### Data for this task
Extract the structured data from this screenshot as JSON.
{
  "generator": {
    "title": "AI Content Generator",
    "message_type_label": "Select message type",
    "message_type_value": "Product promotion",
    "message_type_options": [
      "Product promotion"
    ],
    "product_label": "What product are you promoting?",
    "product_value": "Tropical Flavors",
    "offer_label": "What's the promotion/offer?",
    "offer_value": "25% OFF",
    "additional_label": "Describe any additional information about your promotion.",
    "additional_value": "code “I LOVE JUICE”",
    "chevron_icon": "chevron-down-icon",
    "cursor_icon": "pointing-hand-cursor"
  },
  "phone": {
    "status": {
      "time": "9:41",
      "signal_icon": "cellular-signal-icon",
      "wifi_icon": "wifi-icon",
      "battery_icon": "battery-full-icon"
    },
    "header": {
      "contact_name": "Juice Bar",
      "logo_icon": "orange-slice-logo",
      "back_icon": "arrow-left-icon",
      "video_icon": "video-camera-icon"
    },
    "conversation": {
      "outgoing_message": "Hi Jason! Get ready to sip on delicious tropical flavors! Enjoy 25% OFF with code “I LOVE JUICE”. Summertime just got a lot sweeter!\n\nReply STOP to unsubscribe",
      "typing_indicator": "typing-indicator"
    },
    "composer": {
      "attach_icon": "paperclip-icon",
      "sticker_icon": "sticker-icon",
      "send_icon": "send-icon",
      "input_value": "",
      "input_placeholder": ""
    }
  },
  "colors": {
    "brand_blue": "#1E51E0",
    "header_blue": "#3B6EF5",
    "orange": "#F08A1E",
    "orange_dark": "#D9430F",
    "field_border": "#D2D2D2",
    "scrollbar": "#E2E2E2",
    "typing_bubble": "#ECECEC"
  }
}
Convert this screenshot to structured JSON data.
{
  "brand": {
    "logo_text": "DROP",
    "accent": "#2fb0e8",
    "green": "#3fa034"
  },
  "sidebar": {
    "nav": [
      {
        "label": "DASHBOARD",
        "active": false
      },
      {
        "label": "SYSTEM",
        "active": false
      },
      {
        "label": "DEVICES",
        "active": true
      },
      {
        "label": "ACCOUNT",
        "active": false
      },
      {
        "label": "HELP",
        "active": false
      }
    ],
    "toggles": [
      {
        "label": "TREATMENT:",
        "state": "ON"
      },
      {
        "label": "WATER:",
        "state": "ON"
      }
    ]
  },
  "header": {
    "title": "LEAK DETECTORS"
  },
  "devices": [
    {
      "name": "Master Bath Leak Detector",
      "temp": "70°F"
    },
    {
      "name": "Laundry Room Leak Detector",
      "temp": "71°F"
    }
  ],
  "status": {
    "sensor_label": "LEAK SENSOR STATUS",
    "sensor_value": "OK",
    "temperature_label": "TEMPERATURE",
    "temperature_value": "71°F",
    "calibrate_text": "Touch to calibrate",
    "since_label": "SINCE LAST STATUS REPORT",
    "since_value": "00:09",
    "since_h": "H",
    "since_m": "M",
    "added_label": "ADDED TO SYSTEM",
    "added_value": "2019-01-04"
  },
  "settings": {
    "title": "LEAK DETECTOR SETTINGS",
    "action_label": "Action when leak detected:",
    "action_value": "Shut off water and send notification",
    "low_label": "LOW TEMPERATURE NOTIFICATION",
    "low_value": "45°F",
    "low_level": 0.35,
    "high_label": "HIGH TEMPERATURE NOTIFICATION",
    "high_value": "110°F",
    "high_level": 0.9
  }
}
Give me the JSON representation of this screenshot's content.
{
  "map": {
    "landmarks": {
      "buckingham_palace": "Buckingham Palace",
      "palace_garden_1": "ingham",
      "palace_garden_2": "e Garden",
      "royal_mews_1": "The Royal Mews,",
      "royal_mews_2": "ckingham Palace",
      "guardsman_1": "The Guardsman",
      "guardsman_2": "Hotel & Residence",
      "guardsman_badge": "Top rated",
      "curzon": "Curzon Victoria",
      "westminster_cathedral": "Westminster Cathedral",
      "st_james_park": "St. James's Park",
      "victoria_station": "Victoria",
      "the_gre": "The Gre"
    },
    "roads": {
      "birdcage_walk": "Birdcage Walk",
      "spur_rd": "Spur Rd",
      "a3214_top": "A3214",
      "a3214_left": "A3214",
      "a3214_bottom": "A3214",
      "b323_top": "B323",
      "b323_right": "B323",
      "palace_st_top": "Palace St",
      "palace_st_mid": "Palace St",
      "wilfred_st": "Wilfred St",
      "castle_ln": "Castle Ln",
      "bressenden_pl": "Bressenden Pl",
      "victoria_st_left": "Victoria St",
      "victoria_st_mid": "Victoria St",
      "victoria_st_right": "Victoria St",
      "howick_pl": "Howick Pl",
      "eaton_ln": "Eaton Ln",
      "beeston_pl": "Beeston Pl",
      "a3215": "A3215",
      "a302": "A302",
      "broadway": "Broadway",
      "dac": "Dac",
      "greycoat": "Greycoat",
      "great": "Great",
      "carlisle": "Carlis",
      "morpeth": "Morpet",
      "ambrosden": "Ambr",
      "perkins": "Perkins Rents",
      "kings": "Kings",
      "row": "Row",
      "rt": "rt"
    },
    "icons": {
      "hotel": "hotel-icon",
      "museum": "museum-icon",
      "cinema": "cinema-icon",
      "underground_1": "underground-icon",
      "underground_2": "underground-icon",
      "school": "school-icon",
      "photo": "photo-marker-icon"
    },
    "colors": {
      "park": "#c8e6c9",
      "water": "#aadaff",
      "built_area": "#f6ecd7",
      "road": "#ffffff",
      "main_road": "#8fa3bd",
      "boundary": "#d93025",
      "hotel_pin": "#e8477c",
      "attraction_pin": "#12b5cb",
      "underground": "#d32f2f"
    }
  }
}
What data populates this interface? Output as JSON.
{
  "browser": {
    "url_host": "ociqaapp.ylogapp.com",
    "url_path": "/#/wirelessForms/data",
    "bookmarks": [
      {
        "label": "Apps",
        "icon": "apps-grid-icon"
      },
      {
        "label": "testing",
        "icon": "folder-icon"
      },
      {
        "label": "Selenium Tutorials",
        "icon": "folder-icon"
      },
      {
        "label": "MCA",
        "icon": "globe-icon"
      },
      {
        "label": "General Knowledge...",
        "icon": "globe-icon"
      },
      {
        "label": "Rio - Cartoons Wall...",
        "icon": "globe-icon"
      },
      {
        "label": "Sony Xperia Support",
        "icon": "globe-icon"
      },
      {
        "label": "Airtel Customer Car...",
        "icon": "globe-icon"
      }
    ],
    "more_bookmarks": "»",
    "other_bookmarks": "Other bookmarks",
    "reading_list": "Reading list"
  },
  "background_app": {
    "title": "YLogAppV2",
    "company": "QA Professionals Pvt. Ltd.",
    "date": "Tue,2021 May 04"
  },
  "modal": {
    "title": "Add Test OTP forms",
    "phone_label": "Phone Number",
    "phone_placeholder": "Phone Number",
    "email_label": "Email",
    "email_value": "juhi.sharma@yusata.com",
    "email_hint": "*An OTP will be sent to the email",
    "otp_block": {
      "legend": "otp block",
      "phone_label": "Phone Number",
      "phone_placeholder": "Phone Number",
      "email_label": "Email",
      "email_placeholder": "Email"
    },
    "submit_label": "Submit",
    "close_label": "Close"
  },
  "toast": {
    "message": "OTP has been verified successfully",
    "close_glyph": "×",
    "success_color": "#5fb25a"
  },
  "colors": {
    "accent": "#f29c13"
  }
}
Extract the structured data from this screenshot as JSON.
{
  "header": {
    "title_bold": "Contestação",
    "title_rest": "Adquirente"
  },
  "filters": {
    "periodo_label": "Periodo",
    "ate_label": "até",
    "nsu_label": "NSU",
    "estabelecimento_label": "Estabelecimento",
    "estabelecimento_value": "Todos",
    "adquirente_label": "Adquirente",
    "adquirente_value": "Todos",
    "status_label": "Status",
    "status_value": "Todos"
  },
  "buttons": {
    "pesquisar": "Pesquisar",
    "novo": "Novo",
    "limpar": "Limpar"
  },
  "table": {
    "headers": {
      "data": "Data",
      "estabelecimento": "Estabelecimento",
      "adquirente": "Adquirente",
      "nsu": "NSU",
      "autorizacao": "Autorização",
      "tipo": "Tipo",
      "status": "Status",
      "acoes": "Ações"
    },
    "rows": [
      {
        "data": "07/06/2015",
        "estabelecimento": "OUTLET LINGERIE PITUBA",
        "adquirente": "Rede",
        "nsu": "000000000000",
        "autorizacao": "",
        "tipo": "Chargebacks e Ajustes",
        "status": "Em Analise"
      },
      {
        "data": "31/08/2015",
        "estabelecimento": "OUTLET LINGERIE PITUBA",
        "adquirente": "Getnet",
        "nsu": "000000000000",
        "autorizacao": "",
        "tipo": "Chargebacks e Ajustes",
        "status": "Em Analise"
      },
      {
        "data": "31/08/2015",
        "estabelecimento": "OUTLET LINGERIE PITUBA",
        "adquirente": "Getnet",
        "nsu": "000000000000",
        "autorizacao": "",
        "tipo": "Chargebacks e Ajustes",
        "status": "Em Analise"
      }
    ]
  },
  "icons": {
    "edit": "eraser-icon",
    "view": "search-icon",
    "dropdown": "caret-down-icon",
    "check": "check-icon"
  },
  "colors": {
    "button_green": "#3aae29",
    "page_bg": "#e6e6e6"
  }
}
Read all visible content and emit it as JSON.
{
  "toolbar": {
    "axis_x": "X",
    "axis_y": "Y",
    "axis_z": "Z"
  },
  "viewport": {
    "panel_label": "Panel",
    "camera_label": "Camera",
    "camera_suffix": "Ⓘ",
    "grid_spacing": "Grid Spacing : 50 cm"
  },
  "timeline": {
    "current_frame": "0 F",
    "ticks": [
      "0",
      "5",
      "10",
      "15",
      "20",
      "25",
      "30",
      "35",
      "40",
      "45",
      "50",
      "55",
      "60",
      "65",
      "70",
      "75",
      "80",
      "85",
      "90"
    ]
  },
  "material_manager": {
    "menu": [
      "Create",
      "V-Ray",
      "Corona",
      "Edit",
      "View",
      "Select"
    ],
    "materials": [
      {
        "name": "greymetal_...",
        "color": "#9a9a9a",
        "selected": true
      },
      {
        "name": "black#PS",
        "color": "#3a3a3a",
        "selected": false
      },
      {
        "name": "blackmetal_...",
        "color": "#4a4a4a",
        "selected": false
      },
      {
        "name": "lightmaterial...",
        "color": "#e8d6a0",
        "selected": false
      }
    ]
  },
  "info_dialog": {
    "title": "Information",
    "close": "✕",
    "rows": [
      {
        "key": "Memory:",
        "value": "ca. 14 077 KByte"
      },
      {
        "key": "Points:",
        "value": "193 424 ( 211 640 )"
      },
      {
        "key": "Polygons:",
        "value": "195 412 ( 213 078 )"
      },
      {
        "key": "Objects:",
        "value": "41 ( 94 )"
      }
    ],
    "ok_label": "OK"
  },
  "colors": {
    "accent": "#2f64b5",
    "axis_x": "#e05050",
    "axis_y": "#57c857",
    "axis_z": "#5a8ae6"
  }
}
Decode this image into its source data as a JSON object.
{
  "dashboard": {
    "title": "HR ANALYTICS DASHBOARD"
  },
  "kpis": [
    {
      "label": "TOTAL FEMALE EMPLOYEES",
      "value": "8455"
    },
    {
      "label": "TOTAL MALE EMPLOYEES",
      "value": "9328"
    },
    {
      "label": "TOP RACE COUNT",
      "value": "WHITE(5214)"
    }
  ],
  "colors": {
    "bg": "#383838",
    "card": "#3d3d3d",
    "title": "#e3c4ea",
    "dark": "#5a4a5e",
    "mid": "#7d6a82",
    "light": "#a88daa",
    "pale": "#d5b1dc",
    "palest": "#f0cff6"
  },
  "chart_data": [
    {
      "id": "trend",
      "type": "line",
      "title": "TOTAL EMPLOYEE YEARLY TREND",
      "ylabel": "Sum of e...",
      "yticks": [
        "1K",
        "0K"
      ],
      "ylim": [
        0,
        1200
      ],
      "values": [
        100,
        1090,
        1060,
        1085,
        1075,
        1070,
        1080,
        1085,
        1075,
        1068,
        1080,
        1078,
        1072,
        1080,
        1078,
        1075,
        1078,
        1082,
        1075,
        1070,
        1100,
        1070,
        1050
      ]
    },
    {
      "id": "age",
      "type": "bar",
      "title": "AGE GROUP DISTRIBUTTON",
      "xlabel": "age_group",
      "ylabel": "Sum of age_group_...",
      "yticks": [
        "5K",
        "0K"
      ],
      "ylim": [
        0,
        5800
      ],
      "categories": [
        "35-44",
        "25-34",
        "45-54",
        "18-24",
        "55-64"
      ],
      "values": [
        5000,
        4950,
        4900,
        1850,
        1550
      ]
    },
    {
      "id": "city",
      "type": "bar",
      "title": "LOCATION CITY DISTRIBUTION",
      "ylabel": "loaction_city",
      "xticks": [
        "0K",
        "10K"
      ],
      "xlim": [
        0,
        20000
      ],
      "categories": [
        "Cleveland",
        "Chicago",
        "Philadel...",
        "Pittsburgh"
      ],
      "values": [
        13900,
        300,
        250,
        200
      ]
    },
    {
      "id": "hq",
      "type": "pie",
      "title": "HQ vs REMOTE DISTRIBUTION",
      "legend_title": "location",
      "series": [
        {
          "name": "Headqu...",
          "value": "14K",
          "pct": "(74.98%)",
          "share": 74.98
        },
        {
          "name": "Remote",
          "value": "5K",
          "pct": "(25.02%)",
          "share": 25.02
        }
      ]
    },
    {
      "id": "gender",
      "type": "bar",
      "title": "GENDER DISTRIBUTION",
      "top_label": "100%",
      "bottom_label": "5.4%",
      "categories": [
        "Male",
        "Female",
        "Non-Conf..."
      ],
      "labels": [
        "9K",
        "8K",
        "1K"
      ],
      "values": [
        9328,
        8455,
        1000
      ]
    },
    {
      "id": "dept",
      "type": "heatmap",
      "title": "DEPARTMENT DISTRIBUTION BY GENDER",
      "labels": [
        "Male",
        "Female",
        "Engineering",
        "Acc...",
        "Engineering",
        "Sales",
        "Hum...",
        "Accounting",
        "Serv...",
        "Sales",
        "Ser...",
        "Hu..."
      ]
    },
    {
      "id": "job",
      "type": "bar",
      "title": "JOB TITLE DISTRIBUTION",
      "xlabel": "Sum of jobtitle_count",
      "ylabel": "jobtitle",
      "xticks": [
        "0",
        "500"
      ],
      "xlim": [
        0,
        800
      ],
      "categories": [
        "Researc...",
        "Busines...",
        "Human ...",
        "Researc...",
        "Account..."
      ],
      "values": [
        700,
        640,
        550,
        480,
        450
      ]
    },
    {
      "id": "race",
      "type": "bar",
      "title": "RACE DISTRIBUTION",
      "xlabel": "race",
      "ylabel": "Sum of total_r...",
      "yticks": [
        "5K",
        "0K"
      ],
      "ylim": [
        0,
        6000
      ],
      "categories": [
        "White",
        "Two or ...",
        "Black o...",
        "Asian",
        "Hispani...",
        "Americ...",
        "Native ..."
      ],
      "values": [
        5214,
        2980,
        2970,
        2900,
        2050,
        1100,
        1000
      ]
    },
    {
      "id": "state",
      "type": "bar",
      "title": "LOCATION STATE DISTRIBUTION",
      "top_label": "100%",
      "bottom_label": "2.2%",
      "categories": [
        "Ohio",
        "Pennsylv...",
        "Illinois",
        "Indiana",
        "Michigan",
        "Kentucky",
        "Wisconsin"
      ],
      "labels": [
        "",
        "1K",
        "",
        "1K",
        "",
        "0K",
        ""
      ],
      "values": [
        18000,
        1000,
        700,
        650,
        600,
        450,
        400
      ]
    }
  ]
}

### Problem details
All lines holding the word "ylabel" should be picked out and copied.

### Reply to the task
      "ylabel": "Sum of e...",
      "ylabel": "Sum of age_group_...",
      "ylabel": "loaction_city",
      "ylabel": "jobtitle",
      "ylabel": "Sum of total_r...",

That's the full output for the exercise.